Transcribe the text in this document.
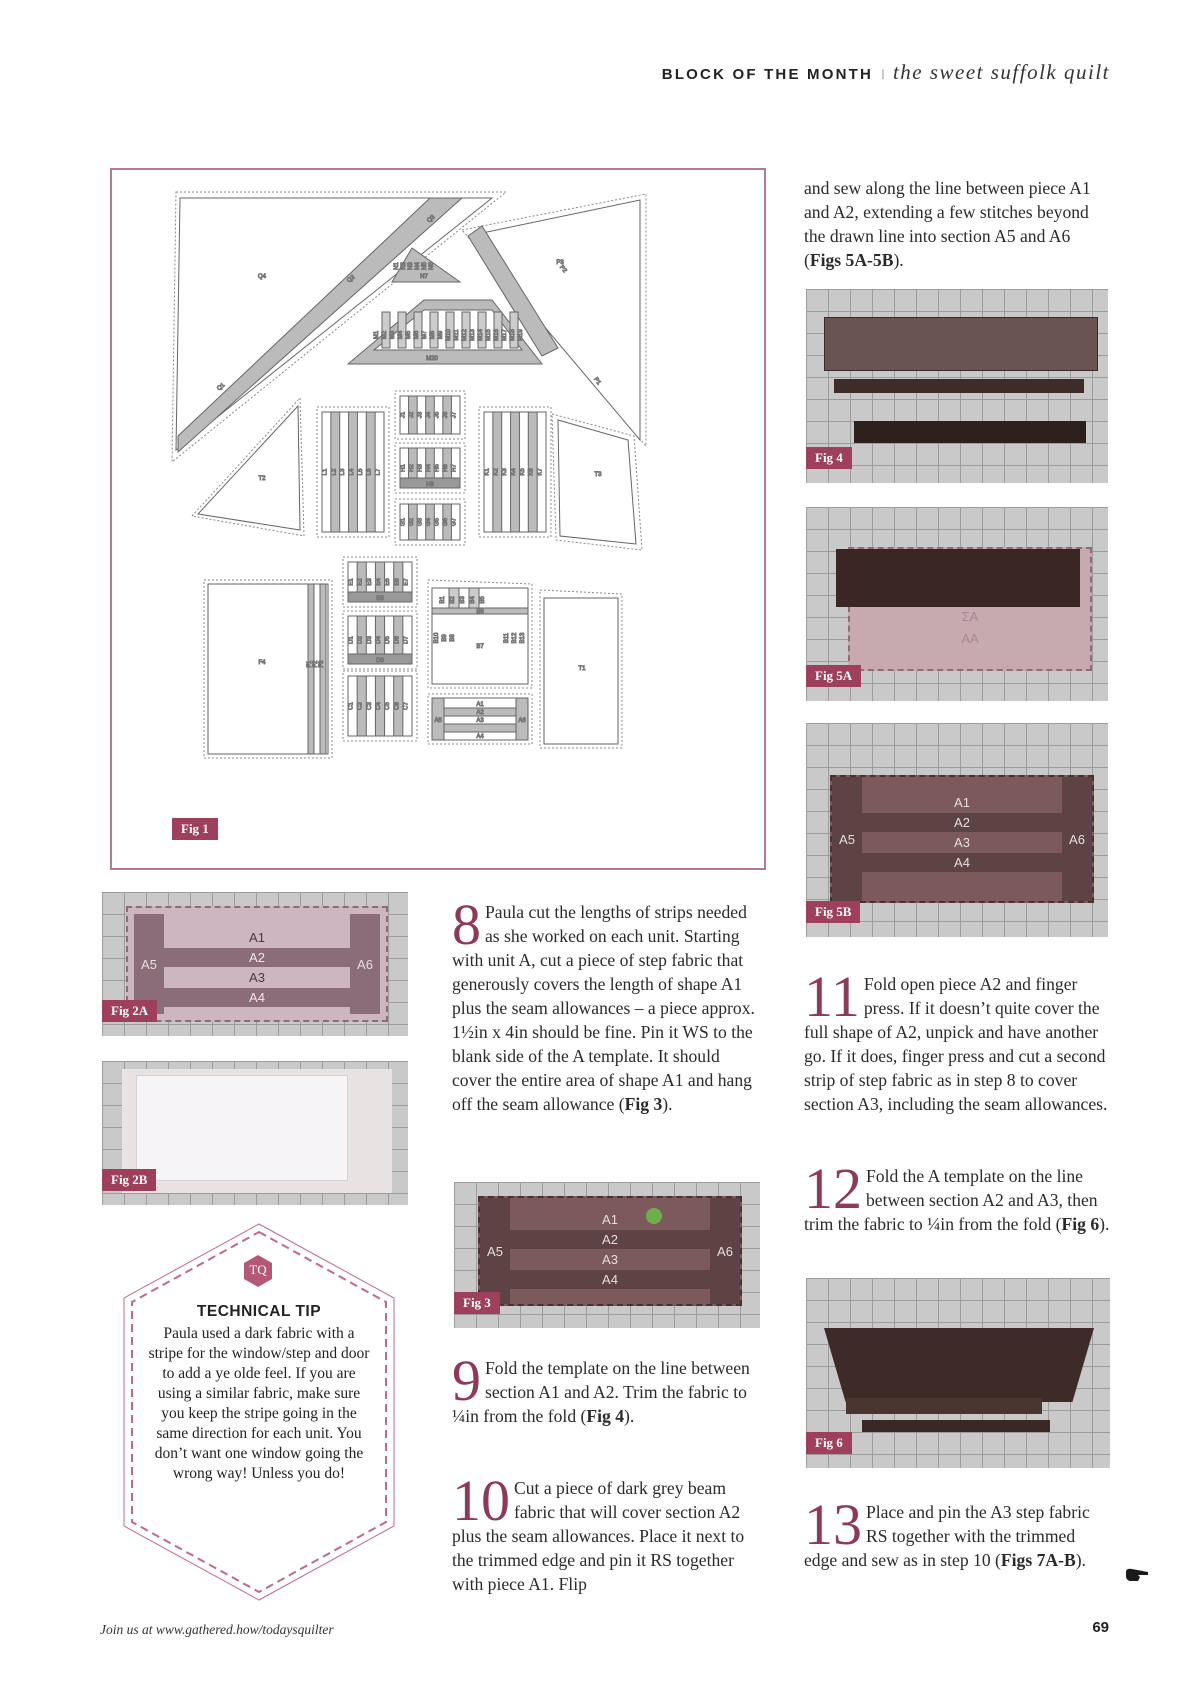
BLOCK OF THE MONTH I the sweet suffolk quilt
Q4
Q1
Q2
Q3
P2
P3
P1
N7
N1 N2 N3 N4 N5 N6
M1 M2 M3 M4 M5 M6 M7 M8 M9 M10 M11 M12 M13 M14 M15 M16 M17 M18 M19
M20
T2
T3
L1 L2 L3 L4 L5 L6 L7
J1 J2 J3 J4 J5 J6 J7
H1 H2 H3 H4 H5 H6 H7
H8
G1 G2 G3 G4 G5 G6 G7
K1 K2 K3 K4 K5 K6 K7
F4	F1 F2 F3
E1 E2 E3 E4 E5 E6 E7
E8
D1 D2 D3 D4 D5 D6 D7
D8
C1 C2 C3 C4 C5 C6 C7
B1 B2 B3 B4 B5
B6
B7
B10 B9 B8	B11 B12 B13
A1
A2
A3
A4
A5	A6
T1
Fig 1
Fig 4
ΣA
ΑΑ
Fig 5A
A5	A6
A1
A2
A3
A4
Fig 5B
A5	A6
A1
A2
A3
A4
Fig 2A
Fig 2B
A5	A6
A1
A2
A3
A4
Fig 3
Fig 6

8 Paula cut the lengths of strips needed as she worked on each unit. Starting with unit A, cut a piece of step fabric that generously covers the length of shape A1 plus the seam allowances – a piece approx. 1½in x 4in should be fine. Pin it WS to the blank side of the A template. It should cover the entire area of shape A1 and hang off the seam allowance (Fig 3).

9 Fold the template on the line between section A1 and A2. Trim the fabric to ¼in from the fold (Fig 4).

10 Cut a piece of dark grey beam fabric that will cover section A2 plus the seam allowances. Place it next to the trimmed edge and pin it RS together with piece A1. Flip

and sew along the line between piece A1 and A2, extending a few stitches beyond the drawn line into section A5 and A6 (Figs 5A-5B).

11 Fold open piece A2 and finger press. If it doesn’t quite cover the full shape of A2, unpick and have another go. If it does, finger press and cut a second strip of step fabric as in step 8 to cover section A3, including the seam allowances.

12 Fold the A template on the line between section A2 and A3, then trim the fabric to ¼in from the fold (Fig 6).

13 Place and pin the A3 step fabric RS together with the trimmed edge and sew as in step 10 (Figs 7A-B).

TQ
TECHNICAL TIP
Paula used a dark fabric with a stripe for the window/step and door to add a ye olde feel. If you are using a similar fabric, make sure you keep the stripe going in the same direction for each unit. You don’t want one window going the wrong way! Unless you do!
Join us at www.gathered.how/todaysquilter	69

*****

• **What is expected**:
Copy out every line from the data above that has "Figs" in it.

• **Task output**:
and sew along the line between piece A1 and A2, extending a few stitches beyond the drawn line into section A5 and A6 (Figs 5A-5B).
13 Place and pin the A3 step fabric RS together with the trimmed edge and sew as in step 10 (Figs 7A-B).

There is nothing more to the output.